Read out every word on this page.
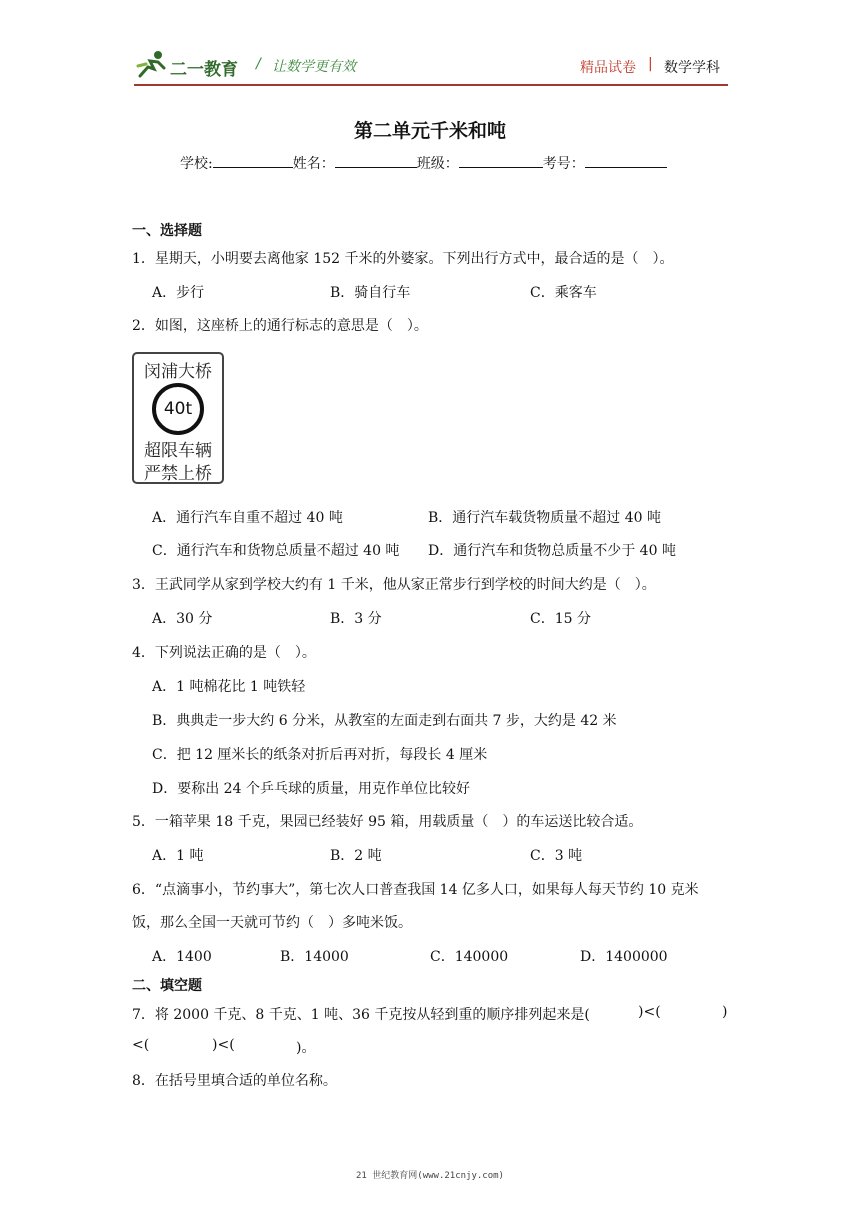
二一教育 / 让数学更有效	精品试卷 | 数学学科
第二单元千米和吨
学校:	姓名：	班级：	考号：
一、选择题
1．星期天，小明要去离他家 152 千米的外婆家。下列出行方式中，最合适的是（　）。
A．步行	B．骑自行车	C．乘客车
2．如图，这座桥上的通行标志的意思是（　）。
闵浦大桥
40t
超限车辆
严禁上桥
A．通行汽车自重不超过 40 吨	B．通行汽车载货物质量不超过 40 吨
C．通行汽车和货物总质量不超过 40 吨 D．通行汽车和货物总质量不少于 40 吨
3．王武同学从家到学校大约有 1 千米，他从家正常步行到学校的时间大约是（　）。
A．30 分	B．3 分	C．15 分
4．下列说法正确的是（　）。
A．1 吨棉花比 1 吨铁轻
B．典典走一步大约 6 分米，从教室的左面走到右面共 7 步，大约是 42 米
C．把 12 厘米长的纸条对折后再对折，每段长 4 厘米
D．要称出 24 个乒乓球的质量，用克作单位比较好
5．一箱苹果 18 千克，果园已经装好 95 箱，用载质量（　）的车运送比较合适。
A．1 吨	B．2 吨	C．3 吨
6．“点滴事小，节约事大”，第七次人口普查我国 14 亿多人口，如果每人每天节约 10 克米
饭，那么全国一天就可节约（　）多吨米饭。
A．1400	B．14000	C．140000	D．1400000
二、填空题
7．将 2000 千克、8 千克、1 吨、36 千克按从轻到重的顺序排列起来是(	)<(	)
<(	)<(	)。
8．在括号里填合适的单位名称。
21 世纪教育网(www.21cnjy.com)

* Aim of the exercise *
Every line should be retyped exactly, with the pictures omitted.

* Answer to this exercise *
Read out every word on this page.
二一教育 / 让数学更有效	精品试卷 | 数学学科
第二单元千米和吨
学校:	姓名：	班级：	考号：
一、选择题
1．星期天，小明要去离他家 152 千米的外婆家。下列出行方式中，最合适的是（　）。
A．步行	B．骑自行车	C．乘客车
2．如图，这座桥上的通行标志的意思是（　）。
闵浦大桥
40t
超限车辆
严禁上桥
A．通行汽车自重不超过 40 吨	B．通行汽车载货物质量不超过 40 吨
C．通行汽车和货物总质量不超过 40 吨 D．通行汽车和货物总质量不少于 40 吨
3．王武同学从家到学校大约有 1 千米，他从家正常步行到学校的时间大约是（　）。
A．30 分	B．3 分	C．15 分
4．下列说法正确的是（　）。
A．1 吨棉花比 1 吨铁轻
B．典典走一步大约 6 分米，从教室的左面走到右面共 7 步，大约是 42 米
C．把 12 厘米长的纸条对折后再对折，每段长 4 厘米
D．要称出 24 个乒乓球的质量，用克作单位比较好
5．一箱苹果 18 千克，果园已经装好 95 箱，用载质量（　）的车运送比较合适。
A．1 吨	B．2 吨	C．3 吨
6．“点滴事小，节约事大”，第七次人口普查我国 14 亿多人口，如果每人每天节约 10 克米
饭，那么全国一天就可节约（　）多吨米饭。
A．1400	B．14000	C．140000	D．1400000
二、填空题
7．将 2000 千克、8 千克、1 吨、36 千克按从轻到重的顺序排列起来是(	)<(	)
<(	)<(	)。
8．在括号里填合适的单位名称。
21 世纪教育网(www.21cnjy.com)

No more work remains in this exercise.